++++ Data records ++++

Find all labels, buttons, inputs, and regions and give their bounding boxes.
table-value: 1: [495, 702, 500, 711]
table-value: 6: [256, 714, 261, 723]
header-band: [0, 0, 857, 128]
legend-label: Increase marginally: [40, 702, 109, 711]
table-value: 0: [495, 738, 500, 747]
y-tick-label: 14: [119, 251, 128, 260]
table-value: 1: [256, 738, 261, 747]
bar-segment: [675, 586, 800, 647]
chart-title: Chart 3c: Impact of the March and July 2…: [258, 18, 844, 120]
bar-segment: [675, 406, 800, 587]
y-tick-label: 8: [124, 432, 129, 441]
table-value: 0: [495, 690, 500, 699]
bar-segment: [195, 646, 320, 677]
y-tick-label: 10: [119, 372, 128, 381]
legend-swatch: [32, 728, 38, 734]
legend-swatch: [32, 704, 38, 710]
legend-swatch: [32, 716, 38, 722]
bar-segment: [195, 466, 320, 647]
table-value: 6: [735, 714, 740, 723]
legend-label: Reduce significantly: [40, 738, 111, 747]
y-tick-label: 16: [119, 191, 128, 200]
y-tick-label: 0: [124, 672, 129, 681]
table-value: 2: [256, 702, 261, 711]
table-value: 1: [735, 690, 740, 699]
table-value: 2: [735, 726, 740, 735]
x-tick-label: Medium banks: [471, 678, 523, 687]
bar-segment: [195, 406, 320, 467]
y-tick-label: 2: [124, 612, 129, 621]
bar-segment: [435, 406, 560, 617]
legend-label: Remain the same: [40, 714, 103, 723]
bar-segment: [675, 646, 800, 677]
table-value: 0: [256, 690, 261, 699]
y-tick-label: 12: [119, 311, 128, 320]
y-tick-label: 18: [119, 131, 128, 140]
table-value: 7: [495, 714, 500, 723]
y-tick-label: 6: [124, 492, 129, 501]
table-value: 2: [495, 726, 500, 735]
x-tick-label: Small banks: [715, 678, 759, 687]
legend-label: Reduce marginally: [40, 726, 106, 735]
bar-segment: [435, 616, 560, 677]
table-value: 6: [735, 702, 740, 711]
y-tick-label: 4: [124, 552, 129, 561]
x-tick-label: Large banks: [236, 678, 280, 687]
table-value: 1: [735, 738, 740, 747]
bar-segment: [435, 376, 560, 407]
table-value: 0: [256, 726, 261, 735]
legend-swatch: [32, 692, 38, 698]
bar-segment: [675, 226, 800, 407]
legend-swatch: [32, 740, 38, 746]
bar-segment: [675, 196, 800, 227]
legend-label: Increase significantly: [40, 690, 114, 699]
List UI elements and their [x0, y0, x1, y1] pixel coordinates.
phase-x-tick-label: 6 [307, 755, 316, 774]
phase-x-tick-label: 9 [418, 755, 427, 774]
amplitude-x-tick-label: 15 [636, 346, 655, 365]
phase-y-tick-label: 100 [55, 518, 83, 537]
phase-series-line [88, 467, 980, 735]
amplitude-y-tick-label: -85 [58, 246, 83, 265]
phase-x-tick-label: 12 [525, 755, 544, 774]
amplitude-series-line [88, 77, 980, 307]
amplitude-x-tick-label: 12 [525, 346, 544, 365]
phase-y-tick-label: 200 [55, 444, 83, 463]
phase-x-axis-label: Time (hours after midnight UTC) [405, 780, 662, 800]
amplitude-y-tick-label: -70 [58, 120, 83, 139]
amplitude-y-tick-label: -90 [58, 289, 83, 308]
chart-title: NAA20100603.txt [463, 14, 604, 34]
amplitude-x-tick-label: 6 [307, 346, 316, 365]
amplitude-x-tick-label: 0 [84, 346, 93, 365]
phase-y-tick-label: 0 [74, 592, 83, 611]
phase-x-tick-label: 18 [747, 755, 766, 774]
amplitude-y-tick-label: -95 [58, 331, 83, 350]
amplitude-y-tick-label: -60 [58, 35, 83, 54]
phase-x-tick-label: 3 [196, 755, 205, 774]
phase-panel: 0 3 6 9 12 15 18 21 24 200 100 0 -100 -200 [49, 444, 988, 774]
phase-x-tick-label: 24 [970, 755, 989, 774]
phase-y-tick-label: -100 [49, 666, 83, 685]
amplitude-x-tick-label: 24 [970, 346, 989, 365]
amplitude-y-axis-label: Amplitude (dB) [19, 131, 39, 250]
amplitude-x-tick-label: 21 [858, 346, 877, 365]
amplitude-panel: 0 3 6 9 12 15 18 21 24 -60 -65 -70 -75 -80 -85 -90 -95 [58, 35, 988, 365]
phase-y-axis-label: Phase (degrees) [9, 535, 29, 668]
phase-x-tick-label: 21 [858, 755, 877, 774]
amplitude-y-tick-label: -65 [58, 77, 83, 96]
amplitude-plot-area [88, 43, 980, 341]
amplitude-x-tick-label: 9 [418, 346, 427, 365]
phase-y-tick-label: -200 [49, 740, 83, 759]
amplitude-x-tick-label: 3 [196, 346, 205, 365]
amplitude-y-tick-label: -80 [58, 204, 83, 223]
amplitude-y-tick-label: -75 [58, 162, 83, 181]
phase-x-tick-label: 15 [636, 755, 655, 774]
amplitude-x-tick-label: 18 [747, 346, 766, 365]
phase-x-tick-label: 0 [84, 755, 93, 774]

++++

# [Required work]
Could you reproduce the rows verbatim, starting from the first row and ending with the row that contains "table-value: 1: [256, 738, 261, 747]", including both of those rows?

# [Task answer]
Find all labels, buttons, inputs, and regions and give their bounding boxes.
table-value: 1: [495, 702, 500, 711]
table-value: 6: [256, 714, 261, 723]
header-band: [0, 0, 857, 128]
legend-label: Increase marginally: [40, 702, 109, 711]
table-value: 0: [495, 738, 500, 747]
y-tick-label: 14: [119, 251, 128, 260]
table-value: 1: [256, 738, 261, 747]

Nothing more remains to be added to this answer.